---------- Task input ----------
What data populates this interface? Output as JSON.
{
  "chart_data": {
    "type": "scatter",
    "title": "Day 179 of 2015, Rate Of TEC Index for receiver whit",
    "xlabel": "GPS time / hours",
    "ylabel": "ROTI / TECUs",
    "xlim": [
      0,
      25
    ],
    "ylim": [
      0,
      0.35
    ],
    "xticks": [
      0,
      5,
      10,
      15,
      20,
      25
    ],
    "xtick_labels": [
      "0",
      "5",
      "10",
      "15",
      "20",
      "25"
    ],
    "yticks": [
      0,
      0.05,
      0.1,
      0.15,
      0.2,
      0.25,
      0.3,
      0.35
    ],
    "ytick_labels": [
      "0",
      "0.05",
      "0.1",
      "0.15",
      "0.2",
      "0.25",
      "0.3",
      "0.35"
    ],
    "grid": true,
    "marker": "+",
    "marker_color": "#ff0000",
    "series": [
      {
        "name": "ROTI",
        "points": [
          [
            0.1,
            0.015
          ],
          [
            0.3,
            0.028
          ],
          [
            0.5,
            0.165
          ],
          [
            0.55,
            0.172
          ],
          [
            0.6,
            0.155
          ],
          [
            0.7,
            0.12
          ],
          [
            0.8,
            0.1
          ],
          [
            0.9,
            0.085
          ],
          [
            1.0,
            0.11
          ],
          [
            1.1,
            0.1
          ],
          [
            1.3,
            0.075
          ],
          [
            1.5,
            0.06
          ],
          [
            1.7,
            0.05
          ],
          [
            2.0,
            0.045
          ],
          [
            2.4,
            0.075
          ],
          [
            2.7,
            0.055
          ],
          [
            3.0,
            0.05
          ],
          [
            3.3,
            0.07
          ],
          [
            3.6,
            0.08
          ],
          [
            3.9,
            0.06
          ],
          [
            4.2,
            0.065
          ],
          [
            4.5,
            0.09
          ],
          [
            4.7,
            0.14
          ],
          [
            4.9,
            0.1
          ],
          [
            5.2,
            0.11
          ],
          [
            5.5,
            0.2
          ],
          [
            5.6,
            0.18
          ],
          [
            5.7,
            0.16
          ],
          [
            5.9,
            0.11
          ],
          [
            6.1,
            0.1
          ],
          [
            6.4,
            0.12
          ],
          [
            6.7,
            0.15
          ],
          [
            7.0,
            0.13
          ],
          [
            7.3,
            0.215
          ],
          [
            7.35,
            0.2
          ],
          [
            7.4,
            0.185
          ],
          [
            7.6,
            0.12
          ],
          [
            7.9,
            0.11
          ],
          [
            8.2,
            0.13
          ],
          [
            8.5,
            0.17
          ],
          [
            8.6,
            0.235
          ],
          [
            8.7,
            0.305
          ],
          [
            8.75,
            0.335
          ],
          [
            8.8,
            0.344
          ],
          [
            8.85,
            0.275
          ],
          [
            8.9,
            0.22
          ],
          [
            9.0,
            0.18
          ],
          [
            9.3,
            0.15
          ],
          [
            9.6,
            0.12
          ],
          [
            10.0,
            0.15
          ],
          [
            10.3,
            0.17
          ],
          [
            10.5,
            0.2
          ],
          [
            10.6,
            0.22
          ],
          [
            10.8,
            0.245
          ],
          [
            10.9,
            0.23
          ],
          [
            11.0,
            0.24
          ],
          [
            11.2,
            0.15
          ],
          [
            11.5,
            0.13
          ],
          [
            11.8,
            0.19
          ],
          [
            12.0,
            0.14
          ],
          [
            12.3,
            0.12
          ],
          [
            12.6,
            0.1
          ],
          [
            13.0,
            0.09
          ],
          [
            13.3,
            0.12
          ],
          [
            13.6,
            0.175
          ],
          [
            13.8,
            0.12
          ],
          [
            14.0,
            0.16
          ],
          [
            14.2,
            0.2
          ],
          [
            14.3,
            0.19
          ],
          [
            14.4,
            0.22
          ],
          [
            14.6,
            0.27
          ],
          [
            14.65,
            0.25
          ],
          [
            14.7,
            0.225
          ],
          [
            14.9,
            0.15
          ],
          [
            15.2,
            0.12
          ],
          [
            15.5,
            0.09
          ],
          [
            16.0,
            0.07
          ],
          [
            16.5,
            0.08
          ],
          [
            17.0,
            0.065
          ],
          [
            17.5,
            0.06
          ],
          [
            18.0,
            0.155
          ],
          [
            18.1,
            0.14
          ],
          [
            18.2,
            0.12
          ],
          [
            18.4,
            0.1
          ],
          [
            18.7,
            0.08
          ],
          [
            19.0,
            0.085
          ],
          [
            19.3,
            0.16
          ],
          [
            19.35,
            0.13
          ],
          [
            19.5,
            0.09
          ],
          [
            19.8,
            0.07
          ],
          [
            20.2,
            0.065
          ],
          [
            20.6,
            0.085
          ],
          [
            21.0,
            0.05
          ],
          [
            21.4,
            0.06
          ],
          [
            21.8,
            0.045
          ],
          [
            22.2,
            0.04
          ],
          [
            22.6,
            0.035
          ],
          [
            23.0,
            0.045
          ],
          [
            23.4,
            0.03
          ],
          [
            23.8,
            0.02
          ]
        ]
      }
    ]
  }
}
----------
**Task objective**:
Copy each entry exactly, with nothing added or dropped.

**Output**:
What data populates this interface? Output as JSON.
{
  "chart_data": {
    "type": "scatter",
    "title": "Day 179 of 2015, Rate Of TEC Index for receiver whit",
    "xlabel": "GPS time / hours",
    "ylabel": "ROTI / TECUs",
    "xlim": [
      0,
      25
    ],
    "ylim": [
      0,
      0.35
    ],
    "xticks": [
      0,
      5,
      10,
      15,
      20,
      25
    ],
    "xtick_labels": [
      "0",
      "5",
      "10",
      "15",
      "20",
      "25"
    ],
    "yticks": [
      0,
      0.05,
      0.1,
      0.15,
      0.2,
      0.25,
      0.3,
      0.35
    ],
    "ytick_labels": [
      "0",
      "0.05",
      "0.1",
      "0.15",
      "0.2",
      "0.25",
      "0.3",
      "0.35"
    ],
    "grid": true,
    "marker": "+",
    "marker_color": "#ff0000",
    "series": [
      {
        "name": "ROTI",
        "points": [
          [
            0.1,
            0.015
          ],
          [
            0.3,
            0.028
          ],
          [
            0.5,
            0.165
          ],
          [
            0.55,
            0.172
          ],
          [
            0.6,
            0.155
          ],
          [
            0.7,
            0.12
          ],
          [
            0.8,
            0.1
          ],
          [
            0.9,
            0.085
          ],
          [
            1.0,
            0.11
          ],
          [
            1.1,
            0.1
          ],
          [
            1.3,
            0.075
          ],
          [
            1.5,
            0.06
          ],
          [
            1.7,
            0.05
          ],
          [
            2.0,
            0.045
          ],
          [
            2.4,
            0.075
          ],
          [
            2.7,
            0.055
          ],
          [
            3.0,
            0.05
          ],
          [
            3.3,
            0.07
          ],
          [
            3.6,
            0.08
          ],
          [
            3.9,
            0.06
          ],
          [
            4.2,
            0.065
          ],
          [
            4.5,
            0.09
          ],
          [
            4.7,
            0.14
          ],
          [
            4.9,
            0.1
          ],
          [
            5.2,
            0.11
          ],
          [
            5.5,
            0.2
          ],
          [
            5.6,
            0.18
          ],
          [
            5.7,
            0.16
          ],
          [
            5.9,
            0.11
          ],
          [
            6.1,
            0.1
          ],
          [
            6.4,
            0.12
          ],
          [
            6.7,
            0.15
          ],
          [
            7.0,
            0.13
          ],
          [
            7.3,
            0.215
          ],
          [
            7.35,
            0.2
          ],
          [
            7.4,
            0.185
          ],
          [
            7.6,
            0.12
          ],
          [
            7.9,
            0.11
          ],
          [
            8.2,
            0.13
          ],
          [
            8.5,
            0.17
          ],
          [
            8.6,
            0.235
          ],
          [
            8.7,
            0.305
          ],
          [
            8.75,
            0.335
          ],
          [
            8.8,
            0.344
          ],
          [
            8.85,
            0.275
          ],
          [
            8.9,
            0.22
          ],
          [
            9.0,
            0.18
          ],
          [
            9.3,
            0.15
          ],
          [
            9.6,
            0.12
          ],
          [
            10.0,
            0.15
          ],
          [
            10.3,
            0.17
          ],
          [
            10.5,
            0.2
          ],
          [
            10.6,
            0.22
          ],
          [
            10.8,
            0.245
          ],
          [
            10.9,
            0.23
          ],
          [
            11.0,
            0.24
          ],
          [
            11.2,
            0.15
          ],
          [
            11.5,
            0.13
          ],
          [
            11.8,
            0.19
          ],
          [
            12.0,
            0.14
          ],
          [
            12.3,
            0.12
          ],
          [
            12.6,
            0.1
          ],
          [
            13.0,
            0.09
          ],
          [
            13.3,
            0.12
          ],
          [
            13.6,
            0.175
          ],
          [
            13.8,
            0.12
          ],
          [
            14.0,
            0.16
          ],
          [
            14.2,
            0.2
          ],
          [
            14.3,
            0.19
          ],
          [
            14.4,
            0.22
          ],
          [
            14.6,
            0.27
          ],
          [
            14.65,
            0.25
          ],
          [
            14.7,
            0.225
          ],
          [
            14.9,
            0.15
          ],
          [
            15.2,
            0.12
          ],
          [
            15.5,
            0.09
          ],
          [
            16.0,
            0.07
          ],
          [
            16.5,
            0.08
          ],
          [
            17.0,
            0.065
          ],
          [
            17.5,
            0.06
          ],
          [
            18.0,
            0.155
          ],
          [
            18.1,
            0.14
          ],
          [
            18.2,
            0.12
          ],
          [
            18.4,
            0.1
          ],
          [
            18.7,
            0.08
          ],
          [
            19.0,
            0.085
          ],
          [
            19.3,
            0.16
          ],
          [
            19.35,
            0.13
          ],
          [
            19.5,
            0.09
          ],
          [
            19.8,
            0.07
          ],
          [
            20.2,
            0.065
          ],
          [
            20.6,
            0.085
          ],
          [
            21.0,
            0.05
          ],
          [
            21.4,
            0.06
          ],
          [
            21.8,
            0.045
          ],
          [
            22.2,
            0.04
          ],
          [
            22.6,
            0.035
          ],
          [
            23.0,
            0.045
          ],
          [
            23.4,
            0.03
          ],
          [
            23.8,
            0.02
          ]
        ]
      }
    ]
  }
}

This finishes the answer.